What the task requires: In the listing below, identify each line with the word "this" and return those lines.

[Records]
========================================================================
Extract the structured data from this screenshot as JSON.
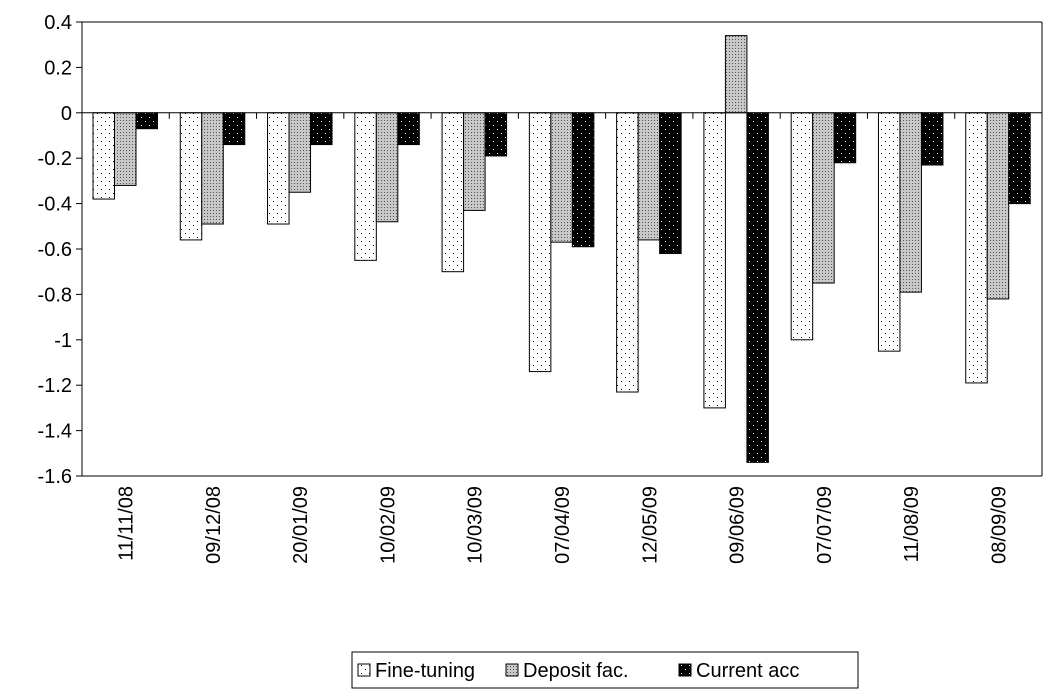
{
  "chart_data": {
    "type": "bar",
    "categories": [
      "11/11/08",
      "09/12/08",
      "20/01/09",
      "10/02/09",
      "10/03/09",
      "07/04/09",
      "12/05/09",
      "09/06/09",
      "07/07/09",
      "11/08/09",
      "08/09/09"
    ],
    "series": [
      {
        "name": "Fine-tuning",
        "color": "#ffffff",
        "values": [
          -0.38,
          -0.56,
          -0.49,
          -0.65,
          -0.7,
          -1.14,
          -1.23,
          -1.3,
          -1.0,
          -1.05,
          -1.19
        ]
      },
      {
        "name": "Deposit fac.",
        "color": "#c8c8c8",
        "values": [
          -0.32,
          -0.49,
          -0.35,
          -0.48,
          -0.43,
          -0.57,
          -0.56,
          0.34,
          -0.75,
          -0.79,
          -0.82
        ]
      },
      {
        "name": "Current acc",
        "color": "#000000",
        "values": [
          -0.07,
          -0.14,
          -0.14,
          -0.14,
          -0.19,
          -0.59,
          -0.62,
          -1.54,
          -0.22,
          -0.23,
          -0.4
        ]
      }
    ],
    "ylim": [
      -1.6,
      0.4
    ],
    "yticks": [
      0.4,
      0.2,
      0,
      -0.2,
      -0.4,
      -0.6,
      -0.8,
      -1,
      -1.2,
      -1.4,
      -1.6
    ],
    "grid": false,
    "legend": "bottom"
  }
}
========================================================================
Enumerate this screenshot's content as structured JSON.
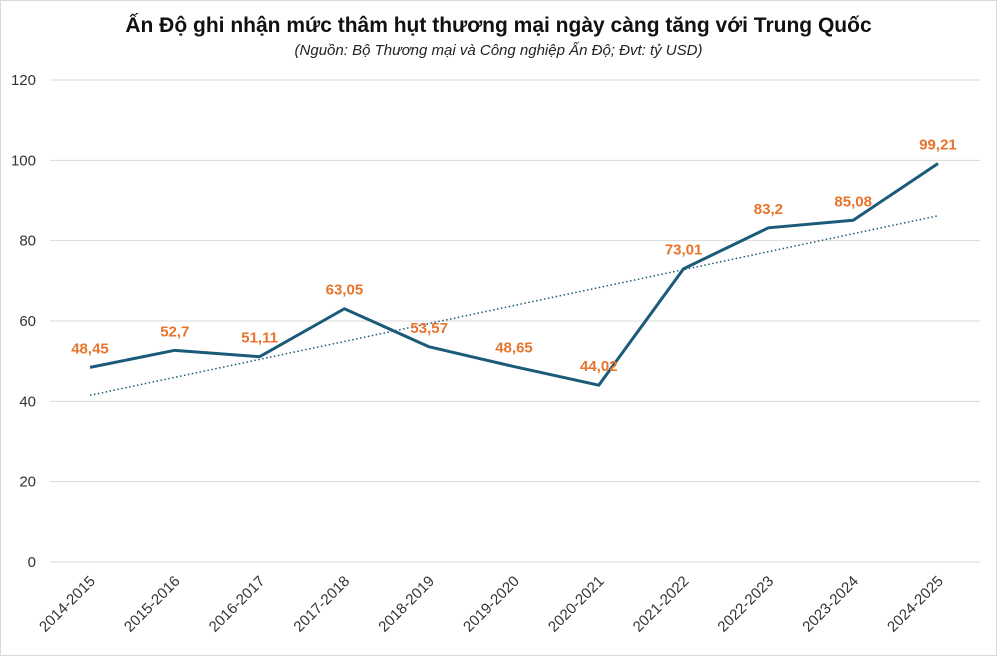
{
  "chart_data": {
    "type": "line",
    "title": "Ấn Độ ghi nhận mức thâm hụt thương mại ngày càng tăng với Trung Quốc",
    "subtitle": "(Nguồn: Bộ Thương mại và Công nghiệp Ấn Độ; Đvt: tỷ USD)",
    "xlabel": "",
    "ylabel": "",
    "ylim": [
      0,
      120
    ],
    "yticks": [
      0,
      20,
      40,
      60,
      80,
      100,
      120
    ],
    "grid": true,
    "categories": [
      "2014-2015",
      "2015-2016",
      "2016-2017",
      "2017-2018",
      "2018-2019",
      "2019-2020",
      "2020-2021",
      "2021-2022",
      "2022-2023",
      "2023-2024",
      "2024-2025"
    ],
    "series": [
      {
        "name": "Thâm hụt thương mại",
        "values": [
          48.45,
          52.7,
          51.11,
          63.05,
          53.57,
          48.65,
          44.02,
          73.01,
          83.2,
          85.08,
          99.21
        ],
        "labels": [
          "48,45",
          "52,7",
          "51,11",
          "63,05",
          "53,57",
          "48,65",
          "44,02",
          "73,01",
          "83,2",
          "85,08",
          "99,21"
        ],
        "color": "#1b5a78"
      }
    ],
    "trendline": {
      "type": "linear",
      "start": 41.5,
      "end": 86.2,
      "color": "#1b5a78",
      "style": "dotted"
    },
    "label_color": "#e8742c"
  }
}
========================================================================
Worked answer:
Extract the structured data from this screenshot as JSON.
Enumerate this screenshot's content as structured JSON.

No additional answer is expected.